Your instructions:
Please copy every line of the records below, keeping each one unchanged.

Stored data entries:
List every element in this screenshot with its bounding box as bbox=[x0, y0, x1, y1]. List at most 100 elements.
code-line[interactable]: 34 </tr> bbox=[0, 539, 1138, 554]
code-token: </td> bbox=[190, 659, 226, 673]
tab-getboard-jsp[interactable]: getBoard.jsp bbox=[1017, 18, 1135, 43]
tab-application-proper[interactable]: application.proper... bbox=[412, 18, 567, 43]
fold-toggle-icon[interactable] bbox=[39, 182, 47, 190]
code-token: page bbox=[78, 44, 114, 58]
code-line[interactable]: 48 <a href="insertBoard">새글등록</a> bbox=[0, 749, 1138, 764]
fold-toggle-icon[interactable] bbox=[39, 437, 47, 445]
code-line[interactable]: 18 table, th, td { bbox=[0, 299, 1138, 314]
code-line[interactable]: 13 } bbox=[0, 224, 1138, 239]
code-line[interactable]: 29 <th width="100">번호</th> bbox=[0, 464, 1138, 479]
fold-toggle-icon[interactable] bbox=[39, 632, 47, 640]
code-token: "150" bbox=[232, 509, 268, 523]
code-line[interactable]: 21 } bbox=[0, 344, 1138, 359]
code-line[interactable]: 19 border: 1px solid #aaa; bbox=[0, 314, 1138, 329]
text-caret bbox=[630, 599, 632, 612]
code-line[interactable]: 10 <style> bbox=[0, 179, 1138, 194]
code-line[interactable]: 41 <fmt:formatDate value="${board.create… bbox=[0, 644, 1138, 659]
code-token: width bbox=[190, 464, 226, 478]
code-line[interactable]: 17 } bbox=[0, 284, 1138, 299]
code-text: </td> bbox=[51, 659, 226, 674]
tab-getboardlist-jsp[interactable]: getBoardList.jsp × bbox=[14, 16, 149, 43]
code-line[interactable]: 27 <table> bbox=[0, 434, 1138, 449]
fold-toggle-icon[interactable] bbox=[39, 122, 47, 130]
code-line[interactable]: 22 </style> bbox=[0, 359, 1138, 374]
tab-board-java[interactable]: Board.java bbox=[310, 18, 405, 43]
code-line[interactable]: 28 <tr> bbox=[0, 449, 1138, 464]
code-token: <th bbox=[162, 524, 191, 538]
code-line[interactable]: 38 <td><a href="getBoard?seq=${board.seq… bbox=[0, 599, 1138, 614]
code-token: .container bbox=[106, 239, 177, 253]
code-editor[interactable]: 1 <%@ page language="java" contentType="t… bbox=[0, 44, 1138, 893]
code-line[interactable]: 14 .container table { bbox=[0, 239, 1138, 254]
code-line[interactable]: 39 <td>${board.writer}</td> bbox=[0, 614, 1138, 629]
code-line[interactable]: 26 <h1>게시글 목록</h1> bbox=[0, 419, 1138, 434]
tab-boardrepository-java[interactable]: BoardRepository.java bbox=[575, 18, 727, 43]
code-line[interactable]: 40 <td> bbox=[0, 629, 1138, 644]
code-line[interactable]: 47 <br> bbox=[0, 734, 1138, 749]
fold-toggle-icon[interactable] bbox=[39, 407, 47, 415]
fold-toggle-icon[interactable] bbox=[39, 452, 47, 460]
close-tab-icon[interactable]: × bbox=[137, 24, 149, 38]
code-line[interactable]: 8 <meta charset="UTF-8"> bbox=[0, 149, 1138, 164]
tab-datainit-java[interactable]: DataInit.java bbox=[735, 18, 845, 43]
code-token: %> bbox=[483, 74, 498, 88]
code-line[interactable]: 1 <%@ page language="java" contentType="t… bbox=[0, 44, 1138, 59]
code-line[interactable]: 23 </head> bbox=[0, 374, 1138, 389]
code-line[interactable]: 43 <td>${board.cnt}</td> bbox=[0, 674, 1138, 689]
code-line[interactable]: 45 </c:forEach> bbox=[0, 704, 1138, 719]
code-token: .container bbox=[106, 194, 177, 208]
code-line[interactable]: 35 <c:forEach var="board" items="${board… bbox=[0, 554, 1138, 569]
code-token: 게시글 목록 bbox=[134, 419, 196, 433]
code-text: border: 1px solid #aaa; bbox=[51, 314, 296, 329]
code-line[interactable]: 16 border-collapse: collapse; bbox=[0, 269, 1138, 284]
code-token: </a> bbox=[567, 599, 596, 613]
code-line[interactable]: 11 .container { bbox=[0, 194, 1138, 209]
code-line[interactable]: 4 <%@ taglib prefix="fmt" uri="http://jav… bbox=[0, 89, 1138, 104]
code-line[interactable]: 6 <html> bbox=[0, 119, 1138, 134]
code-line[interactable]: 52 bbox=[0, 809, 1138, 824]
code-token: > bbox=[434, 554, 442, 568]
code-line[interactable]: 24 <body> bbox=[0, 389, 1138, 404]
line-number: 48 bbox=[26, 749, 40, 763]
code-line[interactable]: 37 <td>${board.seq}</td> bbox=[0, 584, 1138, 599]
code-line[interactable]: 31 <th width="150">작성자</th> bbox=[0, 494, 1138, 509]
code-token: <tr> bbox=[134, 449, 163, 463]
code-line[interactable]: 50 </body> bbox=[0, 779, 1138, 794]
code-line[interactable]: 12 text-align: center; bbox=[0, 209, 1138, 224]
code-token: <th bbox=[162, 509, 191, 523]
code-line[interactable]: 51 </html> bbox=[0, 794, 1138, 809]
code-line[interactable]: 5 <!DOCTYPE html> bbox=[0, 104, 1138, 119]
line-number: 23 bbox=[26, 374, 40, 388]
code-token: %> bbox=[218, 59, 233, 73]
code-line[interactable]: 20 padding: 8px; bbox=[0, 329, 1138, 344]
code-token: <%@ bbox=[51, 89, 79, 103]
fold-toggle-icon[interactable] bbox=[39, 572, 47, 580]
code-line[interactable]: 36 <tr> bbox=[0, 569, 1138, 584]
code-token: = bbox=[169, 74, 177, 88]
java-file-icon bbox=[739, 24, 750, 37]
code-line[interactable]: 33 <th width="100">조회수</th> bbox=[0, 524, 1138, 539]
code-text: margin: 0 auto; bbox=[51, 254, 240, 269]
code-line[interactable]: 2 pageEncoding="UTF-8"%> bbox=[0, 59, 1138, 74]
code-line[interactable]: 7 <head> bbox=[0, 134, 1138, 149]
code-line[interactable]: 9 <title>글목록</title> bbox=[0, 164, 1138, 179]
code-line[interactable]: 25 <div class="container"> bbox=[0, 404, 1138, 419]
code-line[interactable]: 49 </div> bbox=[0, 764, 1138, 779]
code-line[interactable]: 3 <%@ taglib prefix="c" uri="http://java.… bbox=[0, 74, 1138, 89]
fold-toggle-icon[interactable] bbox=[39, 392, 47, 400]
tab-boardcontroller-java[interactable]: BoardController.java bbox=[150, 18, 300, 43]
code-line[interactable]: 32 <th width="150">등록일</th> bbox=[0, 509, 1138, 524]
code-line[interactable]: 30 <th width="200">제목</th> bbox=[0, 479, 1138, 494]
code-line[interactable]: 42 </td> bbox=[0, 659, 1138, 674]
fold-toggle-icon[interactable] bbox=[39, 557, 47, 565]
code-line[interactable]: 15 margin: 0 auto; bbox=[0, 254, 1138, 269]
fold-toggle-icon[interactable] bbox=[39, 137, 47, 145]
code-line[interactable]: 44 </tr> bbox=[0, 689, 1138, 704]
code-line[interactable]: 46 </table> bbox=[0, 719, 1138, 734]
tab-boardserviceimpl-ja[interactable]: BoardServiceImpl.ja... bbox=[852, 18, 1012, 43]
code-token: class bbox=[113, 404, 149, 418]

Result of this exercise:
List every element in this screenshot with its bounding box as bbox=[x0, y0, x1, y1]. List at most 100 elements.
code-line[interactable]: 34 </tr> bbox=[0, 539, 1138, 554]
code-token: </td> bbox=[190, 659, 226, 673]
tab-getboard-jsp[interactable]: getBoard.jsp bbox=[1017, 18, 1135, 43]
tab-application-proper[interactable]: application.proper... bbox=[412, 18, 567, 43]
fold-toggle-icon[interactable] bbox=[39, 182, 47, 190]
code-token: page bbox=[78, 44, 114, 58]
code-line[interactable]: 48 <a href="insertBoard">새글등록</a> bbox=[0, 749, 1138, 764]
fold-toggle-icon[interactable] bbox=[39, 437, 47, 445]
code-line[interactable]: 18 table, th, td { bbox=[0, 299, 1138, 314]
code-line[interactable]: 13 } bbox=[0, 224, 1138, 239]
code-line[interactable]: 29 <th width="100">번호</th> bbox=[0, 464, 1138, 479]
fold-toggle-icon[interactable] bbox=[39, 632, 47, 640]
code-token: "150" bbox=[232, 509, 268, 523]
code-line[interactable]: 21 } bbox=[0, 344, 1138, 359]
code-line[interactable]: 19 border: 1px solid #aaa; bbox=[0, 314, 1138, 329]
text-caret bbox=[630, 599, 632, 612]
code-line[interactable]: 10 <style> bbox=[0, 179, 1138, 194]
code-line[interactable]: 41 <fmt:formatDate value="${board.create… bbox=[0, 644, 1138, 659]
code-token: width bbox=[190, 464, 226, 478]
code-line[interactable]: 17 } bbox=[0, 284, 1138, 299]
code-text: </td> bbox=[51, 659, 226, 674]
tab-getboardlist-jsp[interactable]: getBoardList.jsp × bbox=[14, 16, 149, 43]
code-line[interactable]: 27 <table> bbox=[0, 434, 1138, 449]
fold-toggle-icon[interactable] bbox=[39, 122, 47, 130]
code-line[interactable]: 22 </style> bbox=[0, 359, 1138, 374]
tab-board-java[interactable]: Board.java bbox=[310, 18, 405, 43]
code-line[interactable]: 28 <tr> bbox=[0, 449, 1138, 464]
code-token: <th bbox=[162, 524, 191, 538]
code-line[interactable]: 38 <td><a href="getBoard?seq=${board.seq… bbox=[0, 599, 1138, 614]
code-token: .container bbox=[106, 239, 177, 253]
code-editor[interactable]: 1 <%@ page language="java" contentType="t… bbox=[0, 44, 1138, 893]
code-line[interactable]: 14 .container table { bbox=[0, 239, 1138, 254]
code-line[interactable]: 39 <td>${board.writer}</td> bbox=[0, 614, 1138, 629]
code-line[interactable]: 26 <h1>게시글 목록</h1> bbox=[0, 419, 1138, 434]
tab-boardrepository-java[interactable]: BoardRepository.java bbox=[575, 18, 727, 43]
code-line[interactable]: 40 <td> bbox=[0, 629, 1138, 644]
code-line[interactable]: 47 <br> bbox=[0, 734, 1138, 749]
fold-toggle-icon[interactable] bbox=[39, 407, 47, 415]
fold-toggle-icon[interactable] bbox=[39, 452, 47, 460]
close-tab-icon[interactable]: × bbox=[137, 24, 149, 38]
code-line[interactable]: 8 <meta charset="UTF-8"> bbox=[0, 149, 1138, 164]
tab-datainit-java[interactable]: DataInit.java bbox=[735, 18, 845, 43]
code-token: %> bbox=[483, 74, 498, 88]
code-line[interactable]: 1 <%@ page language="java" contentType="t… bbox=[0, 44, 1138, 59]
code-line[interactable]: 23 </head> bbox=[0, 374, 1138, 389]
code-line[interactable]: 43 <td>${board.cnt}</td> bbox=[0, 674, 1138, 689]
code-line[interactable]: 45 </c:forEach> bbox=[0, 704, 1138, 719]
code-token: .container bbox=[106, 194, 177, 208]
code-line[interactable]: 35 <c:forEach var="board" items="${board… bbox=[0, 554, 1138, 569]
code-token: 게시글 목록 bbox=[134, 419, 196, 433]
code-text: border: 1px solid #aaa; bbox=[51, 314, 296, 329]
code-line[interactable]: 16 border-collapse: collapse; bbox=[0, 269, 1138, 284]
code-token: </a> bbox=[567, 599, 596, 613]
code-line[interactable]: 11 .container { bbox=[0, 194, 1138, 209]
code-line[interactable]: 4 <%@ taglib prefix="fmt" uri="http://jav… bbox=[0, 89, 1138, 104]
code-line[interactable]: 6 <html> bbox=[0, 119, 1138, 134]
code-line[interactable]: 52 bbox=[0, 809, 1138, 824]
code-token: > bbox=[434, 554, 442, 568]
code-line[interactable]: 24 <body> bbox=[0, 389, 1138, 404]
line-number: 48 bbox=[26, 749, 40, 763]
code-line[interactable]: 37 <td>${board.seq}</td> bbox=[0, 584, 1138, 599]
code-line[interactable]: 31 <th width="150">작성자</th> bbox=[0, 494, 1138, 509]
code-token: <tr> bbox=[134, 449, 163, 463]
code-line[interactable]: 50 </body> bbox=[0, 779, 1138, 794]
code-line[interactable]: 12 text-align: center; bbox=[0, 209, 1138, 224]
code-token: <th bbox=[162, 509, 191, 523]
code-line[interactable]: 51 </html> bbox=[0, 794, 1138, 809]
code-line[interactable]: 5 <!DOCTYPE html> bbox=[0, 104, 1138, 119]
line-number: 23 bbox=[26, 374, 40, 388]
code-token: %> bbox=[218, 59, 233, 73]
code-line[interactable]: 20 padding: 8px; bbox=[0, 329, 1138, 344]
code-token: <%@ bbox=[51, 89, 79, 103]
fold-toggle-icon[interactable] bbox=[39, 572, 47, 580]
code-line[interactable]: 36 <tr> bbox=[0, 569, 1138, 584]
code-token: = bbox=[169, 74, 177, 88]
java-file-icon bbox=[739, 24, 750, 37]
code-line[interactable]: 33 <th width="100">조회수</th> bbox=[0, 524, 1138, 539]
code-text: margin: 0 auto; bbox=[51, 254, 240, 269]
code-line[interactable]: 2 pageEncoding="UTF-8"%> bbox=[0, 59, 1138, 74]
code-line[interactable]: 7 <head> bbox=[0, 134, 1138, 149]
code-line[interactable]: 9 <title>글목록</title> bbox=[0, 164, 1138, 179]
code-line[interactable]: 25 <div class="container"> bbox=[0, 404, 1138, 419]
code-line[interactable]: 49 </div> bbox=[0, 764, 1138, 779]
code-line[interactable]: 3 <%@ taglib prefix="c" uri="http://java.… bbox=[0, 74, 1138, 89]
fold-toggle-icon[interactable] bbox=[39, 392, 47, 400]
tab-boardcontroller-java[interactable]: BoardController.java bbox=[150, 18, 300, 43]
code-line[interactable]: 32 <th width="150">등록일</th> bbox=[0, 509, 1138, 524]
code-line[interactable]: 30 <th width="200">제목</th> bbox=[0, 479, 1138, 494]
code-line[interactable]: 42 </td> bbox=[0, 659, 1138, 674]
fold-toggle-icon[interactable] bbox=[39, 557, 47, 565]
code-line[interactable]: 15 margin: 0 auto; bbox=[0, 254, 1138, 269]
fold-toggle-icon[interactable] bbox=[39, 137, 47, 145]
code-line[interactable]: 44 </tr> bbox=[0, 689, 1138, 704]
code-line[interactable]: 46 </table> bbox=[0, 719, 1138, 734]
tab-boardserviceimpl-ja[interactable]: BoardServiceImpl.ja... bbox=[852, 18, 1012, 43]
code-token: class bbox=[113, 404, 149, 418]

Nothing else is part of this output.